### [TO BE DONE]
Reproduce all the material exactly, minus any pictures it holds.

### [INPUT DATA]
● ● ● ●

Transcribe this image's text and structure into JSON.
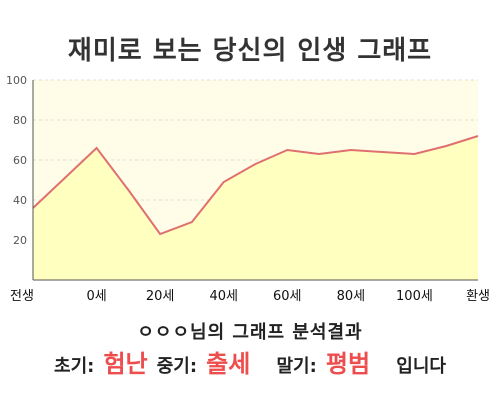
{
  "title": "재미로 보는 당신의 인생 그래프",
  "summary": {
    "heading": "ㅇㅇㅇ님의 그래프 분석결과",
    "early_label": "초기:",
    "early_value": "험난",
    "mid_label": "중기:",
    "mid_value": "출세",
    "late_label": "말기:",
    "late_value": "평범",
    "suffix": "입니다"
  },
  "colors": {
    "line": "#e07070",
    "fill": "#ffffbf",
    "plot_background": "#fffde8",
    "grid": "#dddddd",
    "highlight": "#ee4d4d"
  },
  "chart_data": {
    "type": "area",
    "title": "",
    "xlabel": "",
    "ylabel": "",
    "ylim": [
      0,
      100
    ],
    "yticks": [
      20,
      40,
      60,
      80,
      100
    ],
    "x_categories": [
      "전생",
      "0세",
      "20세",
      "40세",
      "60세",
      "80세",
      "100세",
      "환생"
    ],
    "x": [
      0,
      0.5,
      1,
      1.5,
      2,
      2.5,
      3,
      3.5,
      4,
      4.5,
      5,
      5.5,
      6,
      6.5,
      7
    ],
    "values": [
      36,
      51,
      66,
      45,
      23,
      29,
      49,
      58,
      65,
      63,
      65,
      64,
      63,
      67,
      72
    ],
    "grid": true,
    "legend": "none"
  }
}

● ● ● ●

### [RESPONSE TO THIS TASK]
Transcribe this image's text and structure into JSON.
{
  "title": "재미로 보는 당신의 인생 그래프",
  "summary": {
    "heading": "ㅇㅇㅇ님의 그래프 분석결과",
    "early_label": "초기:",
    "early_value": "험난",
    "mid_label": "중기:",
    "mid_value": "출세",
    "late_label": "말기:",
    "late_value": "평범",
    "suffix": "입니다"
  },
  "colors": {
    "line": "#e07070",
    "fill": "#ffffbf",
    "plot_background": "#fffde8",
    "grid": "#dddddd",
    "highlight": "#ee4d4d"
  },
  "chart_data": {
    "type": "area",
    "title": "",
    "xlabel": "",
    "ylabel": "",
    "ylim": [
      0,
      100
    ],
    "yticks": [
      20,
      40,
      60,
      80,
      100
    ],
    "x_categories": [
      "전생",
      "0세",
      "20세",
      "40세",
      "60세",
      "80세",
      "100세",
      "환생"
    ],
    "x": [
      0,
      0.5,
      1,
      1.5,
      2,
      2.5,
      3,
      3.5,
      4,
      4.5,
      5,
      5.5,
      6,
      6.5,
      7
    ],
    "values": [
      36,
      51,
      66,
      45,
      23,
      29,
      49,
      58,
      65,
      63,
      65,
      64,
      63,
      67,
      72
    ],
    "grid": true,
    "legend": "none"
  }
}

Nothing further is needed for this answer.